#### Instructions to follow:
Copy out the data below verbatim.

[Part of a data file]
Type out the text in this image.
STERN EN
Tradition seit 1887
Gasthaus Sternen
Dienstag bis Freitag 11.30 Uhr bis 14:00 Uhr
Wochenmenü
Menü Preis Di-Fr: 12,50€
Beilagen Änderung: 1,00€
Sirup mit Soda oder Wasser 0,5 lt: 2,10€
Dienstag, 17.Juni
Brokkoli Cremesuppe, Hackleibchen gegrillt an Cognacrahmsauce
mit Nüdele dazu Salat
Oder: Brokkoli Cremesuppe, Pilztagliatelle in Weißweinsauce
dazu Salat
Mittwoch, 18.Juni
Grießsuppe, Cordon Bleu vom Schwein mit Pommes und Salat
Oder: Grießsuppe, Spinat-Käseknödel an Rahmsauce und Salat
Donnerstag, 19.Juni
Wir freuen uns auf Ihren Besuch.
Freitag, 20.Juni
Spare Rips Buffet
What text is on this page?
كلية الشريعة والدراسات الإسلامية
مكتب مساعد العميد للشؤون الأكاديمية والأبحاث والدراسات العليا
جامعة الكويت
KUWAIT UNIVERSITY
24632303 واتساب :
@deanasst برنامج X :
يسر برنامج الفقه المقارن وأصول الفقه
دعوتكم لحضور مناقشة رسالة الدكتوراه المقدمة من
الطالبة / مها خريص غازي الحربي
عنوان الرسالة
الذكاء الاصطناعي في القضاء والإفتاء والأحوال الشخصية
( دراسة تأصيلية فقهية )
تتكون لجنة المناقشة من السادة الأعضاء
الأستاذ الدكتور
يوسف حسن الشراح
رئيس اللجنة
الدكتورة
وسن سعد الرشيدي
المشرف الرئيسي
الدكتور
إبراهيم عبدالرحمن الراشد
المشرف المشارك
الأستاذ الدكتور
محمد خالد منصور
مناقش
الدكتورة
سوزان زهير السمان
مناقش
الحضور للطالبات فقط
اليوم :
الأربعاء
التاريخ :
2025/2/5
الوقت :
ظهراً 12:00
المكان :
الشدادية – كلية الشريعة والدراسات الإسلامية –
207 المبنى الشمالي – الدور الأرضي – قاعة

#### Answer to the task:
Type out the text in this image.
STERN EN
Tradition seit 1887
Gasthaus Sternen
Dienstag bis Freitag 11.30 Uhr bis 14:00 Uhr
Wochenmenü
Menü Preis Di-Fr: 12,50€
Beilagen Änderung: 1,00€
Sirup mit Soda oder Wasser 0,5 lt: 2,10€
Dienstag, 17.Juni
Brokkoli Cremesuppe, Hackleibchen gegrillt an Cognacrahmsauce
mit Nüdele dazu Salat
Oder: Brokkoli Cremesuppe, Pilztagliatelle in Weißweinsauce
dazu Salat
Mittwoch, 18.Juni
Grießsuppe, Cordon Bleu vom Schwein mit Pommes und Salat
Oder: Grießsuppe, Spinat-Käseknödel an Rahmsauce und Salat
Donnerstag, 19.Juni
Wir freuen uns auf Ihren Besuch.
Freitag, 20.Juni
Spare Rips Buffet
What text is on this page?
كلية الشريعة والدراسات الإسلامية
مكتب مساعد العميد للشؤون الأكاديمية والأبحاث والدراسات العليا
جامعة الكويت
KUWAIT UNIVERSITY
24632303 واتساب :
@deanasst برنامج X :
يسر برنامج الفقه المقارن وأصول الفقه
دعوتكم لحضور مناقشة رسالة الدكتوراه المقدمة من
الطالبة / مها خريص غازي الحربي
عنوان الرسالة
الذكاء الاصطناعي في القضاء والإفتاء والأحوال الشخصية
( دراسة تأصيلية فقهية )
تتكون لجنة المناقشة من السادة الأعضاء
الأستاذ الدكتور
يوسف حسن الشراح
رئيس اللجنة
الدكتورة
وسن سعد الرشيدي
المشرف الرئيسي
الدكتور
إبراهيم عبدالرحمن الراشد
المشرف المشارك
الأستاذ الدكتور
محمد خالد منصور
مناقش
الدكتورة
سوزان زهير السمان
مناقش
الحضور للطالبات فقط
اليوم :
الأربعاء
التاريخ :
2025/2/5
الوقت :
ظهراً 12:00
المكان :
الشدادية – كلية الشريعة والدراسات الإسلامية –
207 المبنى الشمالي – الدور الأرضي – قاعة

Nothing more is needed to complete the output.